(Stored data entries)
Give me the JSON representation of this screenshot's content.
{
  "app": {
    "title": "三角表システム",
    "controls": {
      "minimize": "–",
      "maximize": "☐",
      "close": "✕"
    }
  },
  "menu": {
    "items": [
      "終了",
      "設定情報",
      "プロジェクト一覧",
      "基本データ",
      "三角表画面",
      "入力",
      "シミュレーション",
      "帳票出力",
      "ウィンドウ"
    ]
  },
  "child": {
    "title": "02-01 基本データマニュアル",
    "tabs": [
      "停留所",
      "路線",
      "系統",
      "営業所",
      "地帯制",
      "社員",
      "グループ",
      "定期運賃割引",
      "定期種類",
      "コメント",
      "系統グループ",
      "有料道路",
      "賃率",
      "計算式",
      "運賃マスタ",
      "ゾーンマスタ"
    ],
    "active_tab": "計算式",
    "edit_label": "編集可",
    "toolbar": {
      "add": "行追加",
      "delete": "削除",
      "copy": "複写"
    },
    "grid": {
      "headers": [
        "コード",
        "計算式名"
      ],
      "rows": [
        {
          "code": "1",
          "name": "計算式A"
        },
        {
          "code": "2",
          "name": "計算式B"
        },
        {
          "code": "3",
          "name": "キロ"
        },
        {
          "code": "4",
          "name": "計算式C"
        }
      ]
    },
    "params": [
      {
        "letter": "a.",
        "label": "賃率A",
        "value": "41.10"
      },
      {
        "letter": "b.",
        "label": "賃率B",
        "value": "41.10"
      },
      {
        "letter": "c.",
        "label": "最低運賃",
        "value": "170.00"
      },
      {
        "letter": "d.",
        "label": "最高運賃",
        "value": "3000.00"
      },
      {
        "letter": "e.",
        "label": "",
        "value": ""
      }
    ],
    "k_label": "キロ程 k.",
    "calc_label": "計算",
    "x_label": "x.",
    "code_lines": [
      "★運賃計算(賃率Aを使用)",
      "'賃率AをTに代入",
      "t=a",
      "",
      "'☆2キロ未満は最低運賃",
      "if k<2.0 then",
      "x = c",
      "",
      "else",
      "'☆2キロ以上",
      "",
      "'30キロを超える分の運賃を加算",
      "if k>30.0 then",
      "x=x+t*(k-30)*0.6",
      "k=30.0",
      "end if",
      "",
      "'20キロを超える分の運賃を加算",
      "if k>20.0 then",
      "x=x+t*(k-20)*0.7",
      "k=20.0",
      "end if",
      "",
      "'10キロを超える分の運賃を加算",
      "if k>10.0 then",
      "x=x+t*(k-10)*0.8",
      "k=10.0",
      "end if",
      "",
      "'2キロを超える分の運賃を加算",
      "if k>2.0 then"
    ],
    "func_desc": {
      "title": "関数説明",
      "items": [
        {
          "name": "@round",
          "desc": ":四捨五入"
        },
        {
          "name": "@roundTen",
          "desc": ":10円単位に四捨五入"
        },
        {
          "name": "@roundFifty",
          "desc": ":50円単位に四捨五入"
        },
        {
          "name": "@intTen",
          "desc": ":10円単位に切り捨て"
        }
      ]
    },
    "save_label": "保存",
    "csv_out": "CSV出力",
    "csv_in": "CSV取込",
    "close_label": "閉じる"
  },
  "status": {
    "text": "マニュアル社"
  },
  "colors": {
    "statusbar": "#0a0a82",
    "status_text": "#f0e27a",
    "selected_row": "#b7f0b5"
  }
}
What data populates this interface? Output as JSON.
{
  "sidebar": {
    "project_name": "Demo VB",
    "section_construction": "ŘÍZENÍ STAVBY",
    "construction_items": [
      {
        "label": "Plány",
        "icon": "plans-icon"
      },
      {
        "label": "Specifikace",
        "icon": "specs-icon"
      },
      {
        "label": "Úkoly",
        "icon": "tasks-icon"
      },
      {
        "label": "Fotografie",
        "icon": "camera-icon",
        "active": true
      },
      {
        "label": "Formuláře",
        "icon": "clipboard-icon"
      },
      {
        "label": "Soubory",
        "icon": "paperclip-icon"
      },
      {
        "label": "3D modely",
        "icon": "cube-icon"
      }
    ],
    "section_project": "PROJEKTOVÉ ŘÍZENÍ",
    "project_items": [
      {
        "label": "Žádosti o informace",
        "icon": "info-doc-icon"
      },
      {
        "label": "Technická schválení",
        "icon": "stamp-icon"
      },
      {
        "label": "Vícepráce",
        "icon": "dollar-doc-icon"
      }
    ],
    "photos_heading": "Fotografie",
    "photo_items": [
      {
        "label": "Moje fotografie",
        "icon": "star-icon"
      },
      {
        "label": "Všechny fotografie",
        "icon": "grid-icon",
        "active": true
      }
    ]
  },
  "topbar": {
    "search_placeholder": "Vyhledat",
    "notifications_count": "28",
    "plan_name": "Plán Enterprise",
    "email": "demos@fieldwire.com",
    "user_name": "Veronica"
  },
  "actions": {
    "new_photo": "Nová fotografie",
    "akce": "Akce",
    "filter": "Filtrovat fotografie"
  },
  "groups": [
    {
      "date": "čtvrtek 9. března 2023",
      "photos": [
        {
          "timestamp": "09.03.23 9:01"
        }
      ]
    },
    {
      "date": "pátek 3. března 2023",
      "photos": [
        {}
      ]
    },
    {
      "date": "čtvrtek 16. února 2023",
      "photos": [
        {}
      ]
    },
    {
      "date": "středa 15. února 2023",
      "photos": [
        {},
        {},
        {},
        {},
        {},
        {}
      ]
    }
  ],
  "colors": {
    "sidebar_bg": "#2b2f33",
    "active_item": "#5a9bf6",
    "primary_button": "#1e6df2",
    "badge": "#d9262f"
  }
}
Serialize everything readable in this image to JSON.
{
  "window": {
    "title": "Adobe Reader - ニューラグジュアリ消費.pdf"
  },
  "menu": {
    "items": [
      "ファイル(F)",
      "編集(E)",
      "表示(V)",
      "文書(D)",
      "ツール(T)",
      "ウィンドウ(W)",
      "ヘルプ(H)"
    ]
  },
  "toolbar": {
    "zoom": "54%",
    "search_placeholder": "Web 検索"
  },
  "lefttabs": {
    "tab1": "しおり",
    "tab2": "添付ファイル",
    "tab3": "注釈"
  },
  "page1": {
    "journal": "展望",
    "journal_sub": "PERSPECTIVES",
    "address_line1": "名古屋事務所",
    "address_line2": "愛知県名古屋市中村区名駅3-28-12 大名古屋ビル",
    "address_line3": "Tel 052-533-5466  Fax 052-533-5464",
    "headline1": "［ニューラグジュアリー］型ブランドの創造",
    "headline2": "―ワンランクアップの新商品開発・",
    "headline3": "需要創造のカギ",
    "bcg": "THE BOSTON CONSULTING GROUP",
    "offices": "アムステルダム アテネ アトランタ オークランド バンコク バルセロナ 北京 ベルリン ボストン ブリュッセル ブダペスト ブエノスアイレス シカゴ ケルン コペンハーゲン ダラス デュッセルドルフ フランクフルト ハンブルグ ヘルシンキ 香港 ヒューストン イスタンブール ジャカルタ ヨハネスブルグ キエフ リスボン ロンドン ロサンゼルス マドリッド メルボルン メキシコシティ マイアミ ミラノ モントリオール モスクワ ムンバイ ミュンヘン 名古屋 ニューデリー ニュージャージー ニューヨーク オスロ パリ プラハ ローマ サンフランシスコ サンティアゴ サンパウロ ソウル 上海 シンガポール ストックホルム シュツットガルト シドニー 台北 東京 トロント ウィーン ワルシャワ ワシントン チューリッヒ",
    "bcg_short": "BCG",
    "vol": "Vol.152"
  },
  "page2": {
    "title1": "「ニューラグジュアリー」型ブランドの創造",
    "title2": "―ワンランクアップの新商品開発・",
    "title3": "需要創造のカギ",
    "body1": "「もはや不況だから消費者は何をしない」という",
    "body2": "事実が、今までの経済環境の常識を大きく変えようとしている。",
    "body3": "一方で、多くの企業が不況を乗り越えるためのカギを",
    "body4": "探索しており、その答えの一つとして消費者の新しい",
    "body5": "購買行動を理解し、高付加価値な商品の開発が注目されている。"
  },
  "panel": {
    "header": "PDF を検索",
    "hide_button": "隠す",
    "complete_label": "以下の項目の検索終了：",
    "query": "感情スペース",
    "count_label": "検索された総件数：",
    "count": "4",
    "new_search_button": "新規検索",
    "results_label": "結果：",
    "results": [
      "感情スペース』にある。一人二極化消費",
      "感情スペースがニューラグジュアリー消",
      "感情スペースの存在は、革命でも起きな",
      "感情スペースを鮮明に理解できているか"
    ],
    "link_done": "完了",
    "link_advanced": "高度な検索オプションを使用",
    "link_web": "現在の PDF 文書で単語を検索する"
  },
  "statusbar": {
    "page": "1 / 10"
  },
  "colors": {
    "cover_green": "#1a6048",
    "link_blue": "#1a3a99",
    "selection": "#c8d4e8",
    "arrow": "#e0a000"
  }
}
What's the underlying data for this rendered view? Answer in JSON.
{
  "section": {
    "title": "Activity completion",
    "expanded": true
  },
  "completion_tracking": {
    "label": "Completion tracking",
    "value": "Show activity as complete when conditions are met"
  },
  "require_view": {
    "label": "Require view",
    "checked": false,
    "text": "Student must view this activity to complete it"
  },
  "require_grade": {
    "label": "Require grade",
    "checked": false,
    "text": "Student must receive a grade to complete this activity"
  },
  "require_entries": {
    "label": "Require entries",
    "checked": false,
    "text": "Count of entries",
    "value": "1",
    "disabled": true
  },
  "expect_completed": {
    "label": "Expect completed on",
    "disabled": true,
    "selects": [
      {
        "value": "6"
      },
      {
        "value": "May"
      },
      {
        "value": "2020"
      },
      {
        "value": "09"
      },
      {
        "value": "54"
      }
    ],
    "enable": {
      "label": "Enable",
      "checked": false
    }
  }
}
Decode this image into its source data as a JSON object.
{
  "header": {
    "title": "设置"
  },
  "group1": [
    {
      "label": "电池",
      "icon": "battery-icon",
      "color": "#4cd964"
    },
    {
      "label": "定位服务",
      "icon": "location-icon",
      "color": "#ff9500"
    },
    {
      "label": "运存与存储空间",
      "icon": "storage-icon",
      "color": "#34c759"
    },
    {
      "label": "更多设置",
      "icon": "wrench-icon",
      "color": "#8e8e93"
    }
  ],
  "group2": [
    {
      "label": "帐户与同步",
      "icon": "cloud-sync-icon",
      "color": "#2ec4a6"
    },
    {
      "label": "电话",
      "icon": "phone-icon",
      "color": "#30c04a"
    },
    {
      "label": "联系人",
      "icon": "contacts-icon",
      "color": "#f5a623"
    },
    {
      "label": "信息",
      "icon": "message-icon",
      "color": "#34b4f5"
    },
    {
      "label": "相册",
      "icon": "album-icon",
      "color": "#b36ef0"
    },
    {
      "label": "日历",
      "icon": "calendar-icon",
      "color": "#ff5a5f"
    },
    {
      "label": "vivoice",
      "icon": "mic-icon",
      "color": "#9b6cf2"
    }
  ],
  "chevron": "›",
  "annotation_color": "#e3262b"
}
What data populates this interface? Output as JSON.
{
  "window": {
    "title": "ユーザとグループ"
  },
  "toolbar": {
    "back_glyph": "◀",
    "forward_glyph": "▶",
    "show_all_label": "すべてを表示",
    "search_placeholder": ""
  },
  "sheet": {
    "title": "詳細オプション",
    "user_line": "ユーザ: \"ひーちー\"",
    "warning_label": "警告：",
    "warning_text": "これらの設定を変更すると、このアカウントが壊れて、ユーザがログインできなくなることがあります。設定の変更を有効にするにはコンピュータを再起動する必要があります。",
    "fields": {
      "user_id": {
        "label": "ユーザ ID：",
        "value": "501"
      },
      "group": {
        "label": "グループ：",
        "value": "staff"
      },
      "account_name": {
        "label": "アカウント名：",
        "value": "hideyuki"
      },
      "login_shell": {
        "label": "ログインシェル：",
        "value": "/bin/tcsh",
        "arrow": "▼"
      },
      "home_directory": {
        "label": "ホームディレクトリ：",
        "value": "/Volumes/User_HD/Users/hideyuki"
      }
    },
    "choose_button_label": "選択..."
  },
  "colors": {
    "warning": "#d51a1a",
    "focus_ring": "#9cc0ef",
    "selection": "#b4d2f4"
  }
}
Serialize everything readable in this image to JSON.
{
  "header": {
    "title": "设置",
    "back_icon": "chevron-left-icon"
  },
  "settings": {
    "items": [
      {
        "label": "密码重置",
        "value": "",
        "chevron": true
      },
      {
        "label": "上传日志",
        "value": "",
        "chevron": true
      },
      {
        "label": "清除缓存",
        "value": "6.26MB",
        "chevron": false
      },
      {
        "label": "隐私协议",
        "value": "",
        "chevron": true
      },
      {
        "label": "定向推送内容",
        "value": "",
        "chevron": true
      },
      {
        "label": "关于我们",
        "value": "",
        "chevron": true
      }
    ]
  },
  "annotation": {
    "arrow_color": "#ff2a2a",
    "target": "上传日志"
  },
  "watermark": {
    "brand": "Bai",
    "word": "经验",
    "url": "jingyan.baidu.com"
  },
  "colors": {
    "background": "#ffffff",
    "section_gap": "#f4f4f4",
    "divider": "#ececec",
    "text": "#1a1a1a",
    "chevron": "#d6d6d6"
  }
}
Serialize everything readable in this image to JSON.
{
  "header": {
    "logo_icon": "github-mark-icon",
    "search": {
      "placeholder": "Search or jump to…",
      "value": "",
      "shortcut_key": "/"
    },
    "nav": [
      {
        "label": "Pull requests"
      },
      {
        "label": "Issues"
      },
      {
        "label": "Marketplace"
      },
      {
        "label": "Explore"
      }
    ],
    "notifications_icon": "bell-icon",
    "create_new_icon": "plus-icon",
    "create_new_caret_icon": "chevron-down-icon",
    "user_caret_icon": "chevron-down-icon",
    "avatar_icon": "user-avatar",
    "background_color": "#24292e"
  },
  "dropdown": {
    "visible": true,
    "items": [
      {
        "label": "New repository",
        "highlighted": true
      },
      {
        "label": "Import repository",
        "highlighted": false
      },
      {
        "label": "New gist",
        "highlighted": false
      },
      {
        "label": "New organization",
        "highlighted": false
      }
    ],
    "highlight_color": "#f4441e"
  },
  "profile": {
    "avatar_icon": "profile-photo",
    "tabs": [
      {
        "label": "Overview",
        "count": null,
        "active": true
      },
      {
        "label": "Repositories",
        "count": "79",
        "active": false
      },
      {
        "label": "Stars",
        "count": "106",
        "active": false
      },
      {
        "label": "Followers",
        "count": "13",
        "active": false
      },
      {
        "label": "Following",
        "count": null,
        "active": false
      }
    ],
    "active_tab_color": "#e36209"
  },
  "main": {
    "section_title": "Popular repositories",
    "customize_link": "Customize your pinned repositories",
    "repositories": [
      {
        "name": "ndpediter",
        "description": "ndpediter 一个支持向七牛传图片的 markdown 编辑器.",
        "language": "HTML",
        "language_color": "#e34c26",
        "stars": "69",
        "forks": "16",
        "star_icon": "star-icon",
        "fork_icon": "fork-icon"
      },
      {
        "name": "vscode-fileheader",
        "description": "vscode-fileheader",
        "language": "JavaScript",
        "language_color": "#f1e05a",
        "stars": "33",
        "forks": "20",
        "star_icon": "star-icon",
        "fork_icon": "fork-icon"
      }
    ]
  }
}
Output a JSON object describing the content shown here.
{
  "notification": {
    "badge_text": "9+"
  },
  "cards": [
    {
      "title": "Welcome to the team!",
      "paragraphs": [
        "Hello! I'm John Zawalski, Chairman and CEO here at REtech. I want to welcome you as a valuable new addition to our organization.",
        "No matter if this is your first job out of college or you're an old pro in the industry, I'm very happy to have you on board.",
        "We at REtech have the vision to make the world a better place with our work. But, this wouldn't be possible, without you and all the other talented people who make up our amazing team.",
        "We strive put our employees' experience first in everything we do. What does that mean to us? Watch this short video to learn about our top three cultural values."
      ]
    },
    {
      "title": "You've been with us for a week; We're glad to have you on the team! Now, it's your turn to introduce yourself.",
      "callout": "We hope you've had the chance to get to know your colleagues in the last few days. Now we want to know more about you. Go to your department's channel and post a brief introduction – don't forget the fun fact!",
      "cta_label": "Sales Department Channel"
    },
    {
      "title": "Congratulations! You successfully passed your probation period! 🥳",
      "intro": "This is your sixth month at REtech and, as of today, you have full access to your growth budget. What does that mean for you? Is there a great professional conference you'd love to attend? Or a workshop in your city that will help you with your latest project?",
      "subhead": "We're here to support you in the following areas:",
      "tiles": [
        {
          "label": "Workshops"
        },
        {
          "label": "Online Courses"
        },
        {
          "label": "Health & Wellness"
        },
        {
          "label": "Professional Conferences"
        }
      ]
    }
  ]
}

Exercise brief: Looking at the records above, tally the lines holding "content" and reply with that number only.

Response below: 2